▶ _Exercise details_:
Out of the lines below, please list those that hold the string "csüng".

▶ _Extracted information_:
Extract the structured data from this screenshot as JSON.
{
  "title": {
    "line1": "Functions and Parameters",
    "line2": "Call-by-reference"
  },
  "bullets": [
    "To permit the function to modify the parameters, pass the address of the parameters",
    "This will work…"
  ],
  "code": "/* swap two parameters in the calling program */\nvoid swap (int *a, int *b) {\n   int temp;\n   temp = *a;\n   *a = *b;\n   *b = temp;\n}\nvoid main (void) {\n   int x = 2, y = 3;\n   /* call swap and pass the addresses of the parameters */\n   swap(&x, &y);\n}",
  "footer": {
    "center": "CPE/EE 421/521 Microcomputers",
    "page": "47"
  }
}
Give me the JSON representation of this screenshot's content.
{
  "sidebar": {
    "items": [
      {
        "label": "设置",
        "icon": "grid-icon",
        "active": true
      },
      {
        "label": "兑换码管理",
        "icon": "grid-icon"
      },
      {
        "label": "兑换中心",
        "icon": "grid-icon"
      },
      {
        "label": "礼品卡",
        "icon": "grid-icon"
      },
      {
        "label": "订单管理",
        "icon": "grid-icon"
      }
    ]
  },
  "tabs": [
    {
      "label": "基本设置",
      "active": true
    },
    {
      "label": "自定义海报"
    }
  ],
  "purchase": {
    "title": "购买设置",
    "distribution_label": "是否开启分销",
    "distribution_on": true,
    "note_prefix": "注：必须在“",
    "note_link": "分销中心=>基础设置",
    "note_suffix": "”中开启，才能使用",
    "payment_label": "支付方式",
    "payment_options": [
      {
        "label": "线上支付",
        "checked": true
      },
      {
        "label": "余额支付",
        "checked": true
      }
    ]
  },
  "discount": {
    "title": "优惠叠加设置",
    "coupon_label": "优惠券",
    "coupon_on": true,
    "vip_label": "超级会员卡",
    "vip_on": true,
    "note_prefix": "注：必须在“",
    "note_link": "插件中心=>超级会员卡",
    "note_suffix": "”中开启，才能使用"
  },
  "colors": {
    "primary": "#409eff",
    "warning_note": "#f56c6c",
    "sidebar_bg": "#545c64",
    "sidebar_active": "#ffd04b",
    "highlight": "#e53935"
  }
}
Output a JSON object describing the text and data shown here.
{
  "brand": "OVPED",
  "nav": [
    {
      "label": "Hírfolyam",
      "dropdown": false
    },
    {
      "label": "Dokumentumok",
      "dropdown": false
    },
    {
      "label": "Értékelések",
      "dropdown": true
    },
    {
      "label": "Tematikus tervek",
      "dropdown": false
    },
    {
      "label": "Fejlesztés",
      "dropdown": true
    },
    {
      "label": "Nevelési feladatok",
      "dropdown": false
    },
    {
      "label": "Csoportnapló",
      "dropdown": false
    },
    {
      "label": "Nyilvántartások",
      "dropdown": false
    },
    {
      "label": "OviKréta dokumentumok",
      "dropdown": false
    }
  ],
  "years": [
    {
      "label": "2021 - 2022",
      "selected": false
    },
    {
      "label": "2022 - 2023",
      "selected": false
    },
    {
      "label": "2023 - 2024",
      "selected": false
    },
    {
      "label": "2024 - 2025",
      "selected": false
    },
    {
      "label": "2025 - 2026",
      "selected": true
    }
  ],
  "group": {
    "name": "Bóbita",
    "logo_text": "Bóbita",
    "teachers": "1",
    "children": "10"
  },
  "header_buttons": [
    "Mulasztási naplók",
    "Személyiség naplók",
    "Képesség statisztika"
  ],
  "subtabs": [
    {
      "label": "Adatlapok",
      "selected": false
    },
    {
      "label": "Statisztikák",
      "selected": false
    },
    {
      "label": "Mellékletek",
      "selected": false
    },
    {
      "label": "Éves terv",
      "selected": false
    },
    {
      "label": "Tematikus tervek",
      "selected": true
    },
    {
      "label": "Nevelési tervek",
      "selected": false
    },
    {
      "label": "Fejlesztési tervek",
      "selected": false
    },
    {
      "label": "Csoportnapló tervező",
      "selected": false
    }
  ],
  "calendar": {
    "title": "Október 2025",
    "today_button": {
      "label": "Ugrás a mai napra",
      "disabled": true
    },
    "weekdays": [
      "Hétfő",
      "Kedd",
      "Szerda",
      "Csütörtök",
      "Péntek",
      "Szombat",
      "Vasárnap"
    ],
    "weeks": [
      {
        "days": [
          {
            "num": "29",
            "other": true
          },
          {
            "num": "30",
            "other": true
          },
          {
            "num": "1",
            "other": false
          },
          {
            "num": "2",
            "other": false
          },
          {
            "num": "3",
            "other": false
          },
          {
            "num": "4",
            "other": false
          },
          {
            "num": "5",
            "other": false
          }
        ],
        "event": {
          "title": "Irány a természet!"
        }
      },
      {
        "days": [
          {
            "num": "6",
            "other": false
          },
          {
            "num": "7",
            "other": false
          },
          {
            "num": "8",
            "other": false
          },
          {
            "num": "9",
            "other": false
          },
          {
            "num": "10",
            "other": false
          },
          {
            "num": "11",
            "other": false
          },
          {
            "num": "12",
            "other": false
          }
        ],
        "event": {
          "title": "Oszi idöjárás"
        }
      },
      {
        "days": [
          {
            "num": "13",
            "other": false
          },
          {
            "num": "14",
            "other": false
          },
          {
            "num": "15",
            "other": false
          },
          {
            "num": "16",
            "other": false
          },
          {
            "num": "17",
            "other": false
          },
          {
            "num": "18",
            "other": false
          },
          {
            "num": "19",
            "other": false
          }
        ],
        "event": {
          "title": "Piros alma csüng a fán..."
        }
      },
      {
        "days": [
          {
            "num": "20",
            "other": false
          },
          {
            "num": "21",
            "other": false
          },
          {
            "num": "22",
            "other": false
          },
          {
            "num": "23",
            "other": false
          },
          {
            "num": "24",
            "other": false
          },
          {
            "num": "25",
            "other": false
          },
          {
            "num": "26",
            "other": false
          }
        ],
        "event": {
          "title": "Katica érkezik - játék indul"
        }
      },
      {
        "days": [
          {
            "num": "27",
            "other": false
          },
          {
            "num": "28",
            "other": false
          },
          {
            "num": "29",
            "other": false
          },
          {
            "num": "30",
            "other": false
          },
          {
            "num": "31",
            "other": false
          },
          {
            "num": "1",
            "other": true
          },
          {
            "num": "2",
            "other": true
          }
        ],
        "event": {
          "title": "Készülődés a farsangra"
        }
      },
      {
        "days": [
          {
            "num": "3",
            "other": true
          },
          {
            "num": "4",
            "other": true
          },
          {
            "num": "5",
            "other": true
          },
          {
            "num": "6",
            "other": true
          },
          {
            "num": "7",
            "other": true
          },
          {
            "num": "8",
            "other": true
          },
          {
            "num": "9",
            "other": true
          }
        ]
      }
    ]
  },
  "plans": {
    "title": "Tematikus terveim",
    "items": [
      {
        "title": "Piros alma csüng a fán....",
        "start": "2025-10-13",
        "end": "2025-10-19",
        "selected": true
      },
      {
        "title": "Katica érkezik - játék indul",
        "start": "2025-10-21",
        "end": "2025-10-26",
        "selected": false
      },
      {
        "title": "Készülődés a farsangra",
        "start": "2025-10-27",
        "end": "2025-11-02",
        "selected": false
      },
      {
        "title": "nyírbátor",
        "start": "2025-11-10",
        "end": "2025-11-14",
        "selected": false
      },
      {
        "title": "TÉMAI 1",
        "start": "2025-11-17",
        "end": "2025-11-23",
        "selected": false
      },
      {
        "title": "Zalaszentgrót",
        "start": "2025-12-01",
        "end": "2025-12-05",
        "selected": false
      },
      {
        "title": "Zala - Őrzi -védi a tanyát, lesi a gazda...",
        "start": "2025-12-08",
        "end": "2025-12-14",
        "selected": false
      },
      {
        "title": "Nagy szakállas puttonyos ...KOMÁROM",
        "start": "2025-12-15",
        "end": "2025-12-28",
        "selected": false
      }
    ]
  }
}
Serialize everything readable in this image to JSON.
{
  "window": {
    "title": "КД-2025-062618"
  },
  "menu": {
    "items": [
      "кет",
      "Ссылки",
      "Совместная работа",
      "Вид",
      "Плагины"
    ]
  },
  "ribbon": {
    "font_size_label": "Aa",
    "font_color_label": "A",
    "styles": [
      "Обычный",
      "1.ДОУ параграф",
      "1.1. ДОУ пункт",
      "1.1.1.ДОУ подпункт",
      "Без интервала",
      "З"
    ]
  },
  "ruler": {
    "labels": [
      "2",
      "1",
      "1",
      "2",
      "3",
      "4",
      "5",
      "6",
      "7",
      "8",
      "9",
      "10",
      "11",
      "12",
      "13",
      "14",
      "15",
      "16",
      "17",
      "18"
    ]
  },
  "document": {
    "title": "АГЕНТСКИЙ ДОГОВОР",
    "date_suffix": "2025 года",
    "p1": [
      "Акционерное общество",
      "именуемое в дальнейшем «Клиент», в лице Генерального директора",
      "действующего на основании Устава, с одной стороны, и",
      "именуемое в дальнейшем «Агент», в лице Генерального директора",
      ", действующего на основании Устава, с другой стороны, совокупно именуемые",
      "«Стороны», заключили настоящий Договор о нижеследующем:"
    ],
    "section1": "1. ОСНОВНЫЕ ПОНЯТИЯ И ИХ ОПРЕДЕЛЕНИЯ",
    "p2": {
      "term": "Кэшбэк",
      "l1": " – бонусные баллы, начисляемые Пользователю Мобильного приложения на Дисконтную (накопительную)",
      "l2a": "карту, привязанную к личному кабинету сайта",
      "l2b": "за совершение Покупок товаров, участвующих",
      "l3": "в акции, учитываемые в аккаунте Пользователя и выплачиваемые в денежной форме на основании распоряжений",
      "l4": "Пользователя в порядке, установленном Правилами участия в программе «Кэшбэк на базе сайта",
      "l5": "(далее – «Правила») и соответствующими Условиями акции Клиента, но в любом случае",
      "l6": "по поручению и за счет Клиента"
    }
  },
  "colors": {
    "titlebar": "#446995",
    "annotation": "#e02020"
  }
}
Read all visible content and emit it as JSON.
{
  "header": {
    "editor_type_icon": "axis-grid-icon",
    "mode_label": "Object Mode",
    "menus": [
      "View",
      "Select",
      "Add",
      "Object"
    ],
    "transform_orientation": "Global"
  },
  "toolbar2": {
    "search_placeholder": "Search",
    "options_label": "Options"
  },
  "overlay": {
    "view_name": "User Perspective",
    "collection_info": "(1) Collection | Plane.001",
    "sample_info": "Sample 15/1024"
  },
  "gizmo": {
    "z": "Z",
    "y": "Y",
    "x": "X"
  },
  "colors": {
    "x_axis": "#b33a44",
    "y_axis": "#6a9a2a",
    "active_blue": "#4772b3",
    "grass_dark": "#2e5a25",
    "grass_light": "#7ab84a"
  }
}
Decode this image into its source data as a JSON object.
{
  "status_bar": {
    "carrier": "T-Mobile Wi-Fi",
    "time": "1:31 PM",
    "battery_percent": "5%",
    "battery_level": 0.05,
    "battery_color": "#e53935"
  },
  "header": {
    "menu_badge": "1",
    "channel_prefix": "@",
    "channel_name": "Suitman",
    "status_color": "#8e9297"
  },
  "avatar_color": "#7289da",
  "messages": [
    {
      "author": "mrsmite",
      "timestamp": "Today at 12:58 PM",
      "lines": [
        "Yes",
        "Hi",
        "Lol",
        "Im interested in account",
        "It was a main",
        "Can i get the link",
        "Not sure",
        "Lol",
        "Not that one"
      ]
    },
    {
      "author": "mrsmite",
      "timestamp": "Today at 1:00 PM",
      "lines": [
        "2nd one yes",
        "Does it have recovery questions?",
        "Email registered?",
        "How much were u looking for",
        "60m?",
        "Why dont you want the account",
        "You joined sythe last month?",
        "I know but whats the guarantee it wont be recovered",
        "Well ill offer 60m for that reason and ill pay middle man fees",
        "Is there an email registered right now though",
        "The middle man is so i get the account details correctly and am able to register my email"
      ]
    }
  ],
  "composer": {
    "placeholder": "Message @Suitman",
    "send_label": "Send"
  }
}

▶ _Solution for this exercise_:
          "title": "Piros alma csüng a fán..."
        "title": "Piros alma csüng a fán....",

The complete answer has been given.